> **What needs to be done**:
List each line holding the string "JSON".

* Start Records for the exercise *

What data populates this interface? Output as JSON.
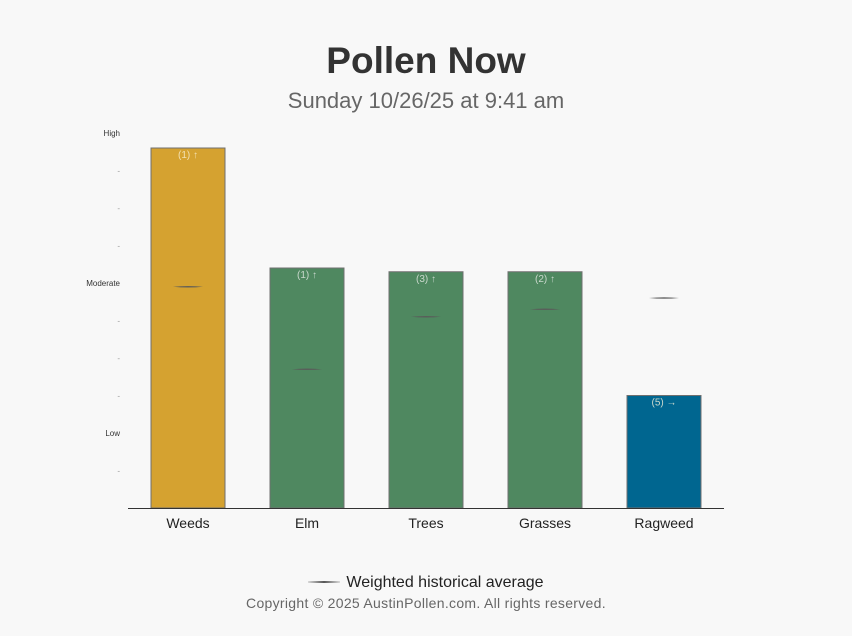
{
  "header": {
    "title": "Pollen Now",
    "subtitle": "Sunday 10/26/25 at 9:41 am"
  },
  "legend": {
    "label": "Weighted historical average"
  },
  "footer": {
    "copyright": "Copyright © 2025 AustinPollen.com.  All rights reserved."
  },
  "colors": {
    "weeds": "#d5a230",
    "green": "#4f8860",
    "ragweed": "#006690",
    "average_line": "#555555"
  },
  "chart_data": {
    "type": "bar",
    "categories": [
      "Weeds",
      "Elm",
      "Trees",
      "Grasses",
      "Ragweed"
    ],
    "values": [
      9.6,
      6.4,
      6.3,
      6.3,
      3.0
    ],
    "averages": [
      5.9,
      3.7,
      5.1,
      5.3,
      5.6
    ],
    "bar_labels": [
      "(1) ↑",
      "(1) ↑",
      "(3) ↑",
      "(2) ↑",
      "(5) →"
    ],
    "bar_colors": [
      "#d5a230",
      "#4f8860",
      "#4f8860",
      "#4f8860",
      "#006690"
    ],
    "ylim": [
      0,
      10
    ],
    "yticks": [
      {
        "value": 1,
        "label": "-"
      },
      {
        "value": 2,
        "label": "Low"
      },
      {
        "value": 3,
        "label": "-"
      },
      {
        "value": 4,
        "label": "-"
      },
      {
        "value": 5,
        "label": "-"
      },
      {
        "value": 6,
        "label": "Moderate"
      },
      {
        "value": 7,
        "label": "-"
      },
      {
        "value": 8,
        "label": "-"
      },
      {
        "value": 9,
        "label": "-"
      },
      {
        "value": 10,
        "label": "High"
      }
    ],
    "legend_position": "bottom"
  }
}
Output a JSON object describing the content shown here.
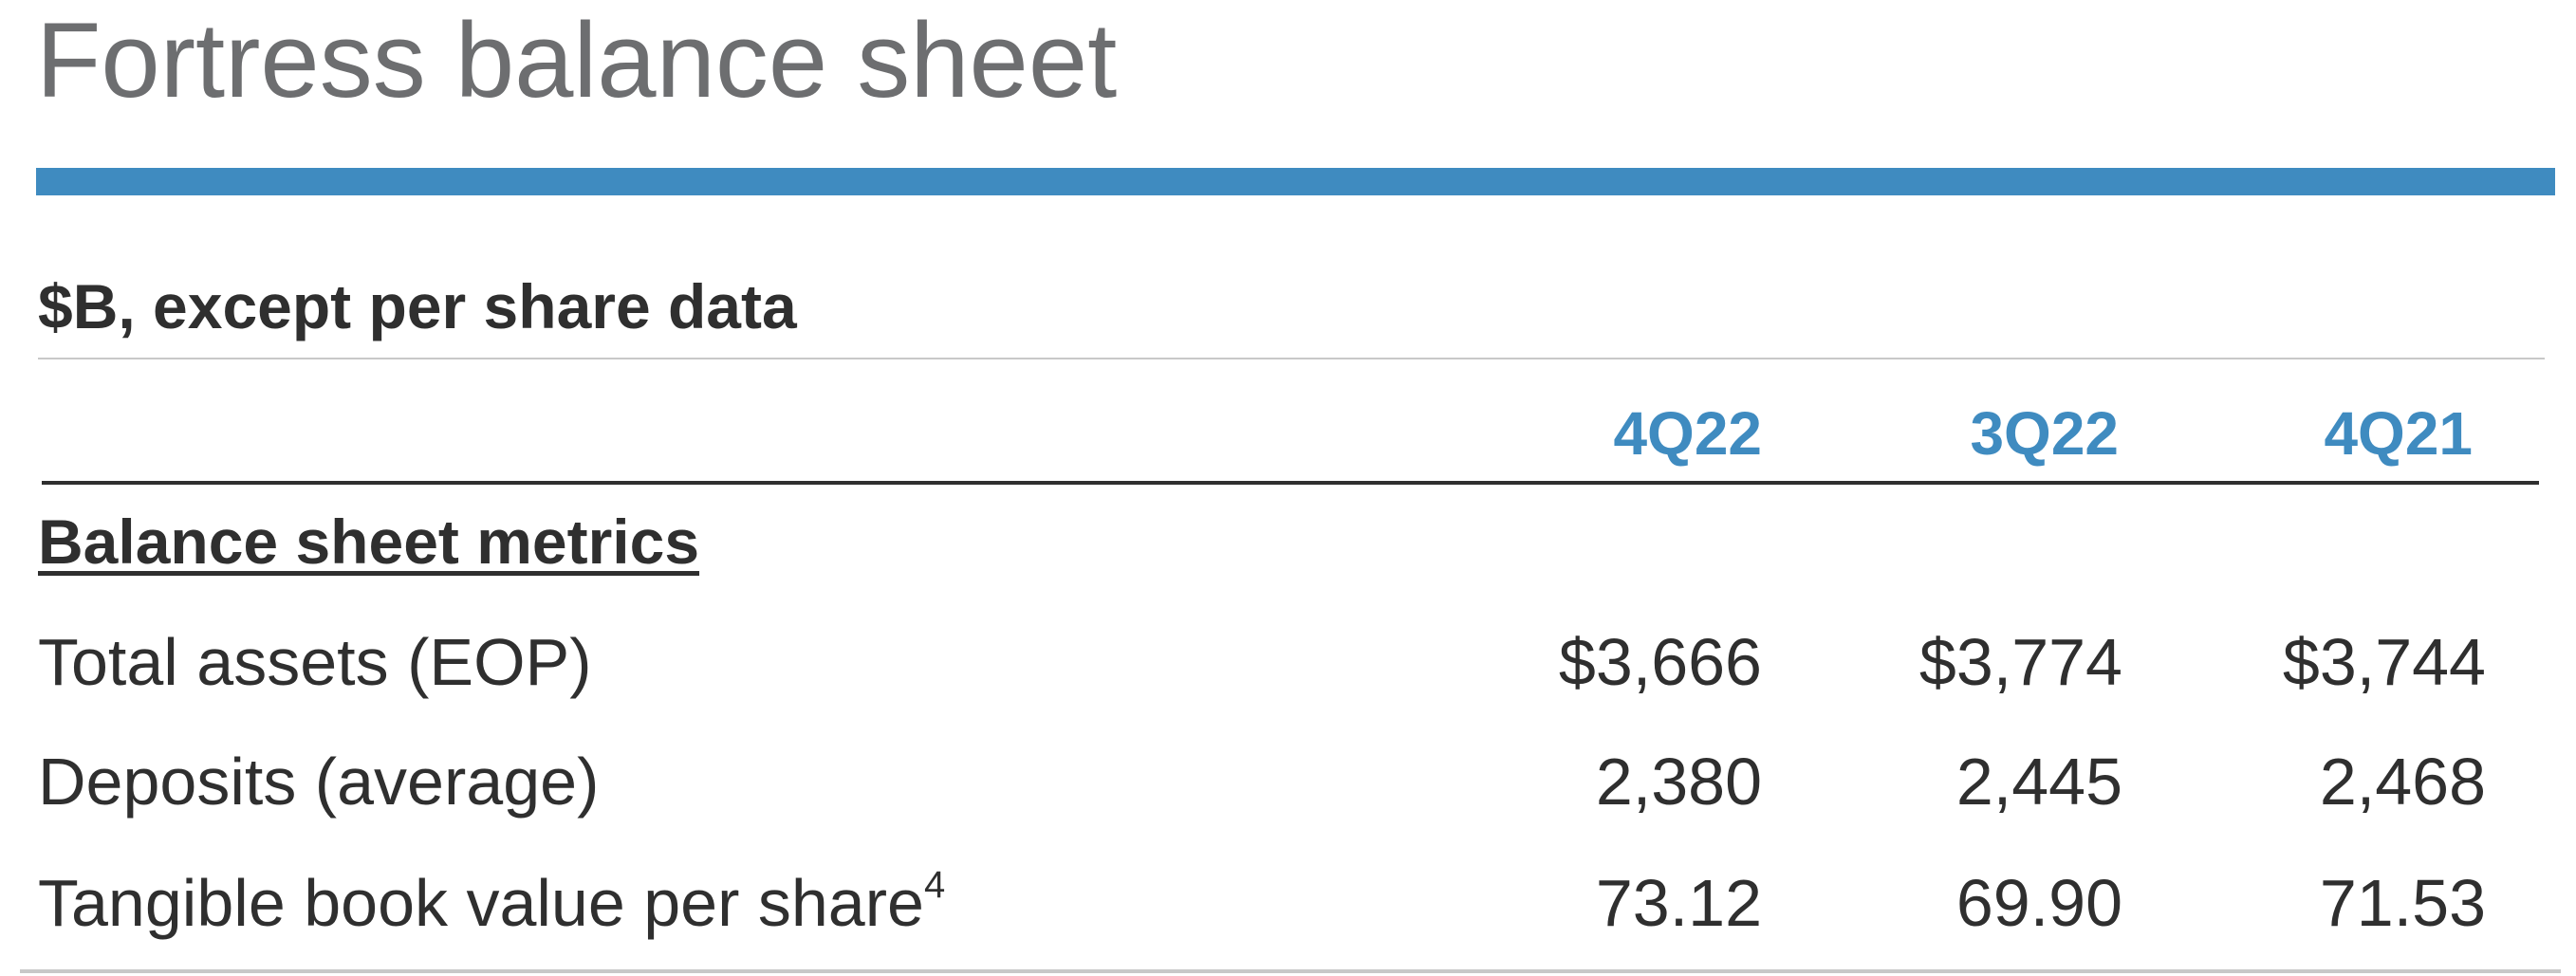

* End Records for the exercise *

> **Task output**:
What data populates this interface? Output as JSON.
Output a JSON object describing the content shown here.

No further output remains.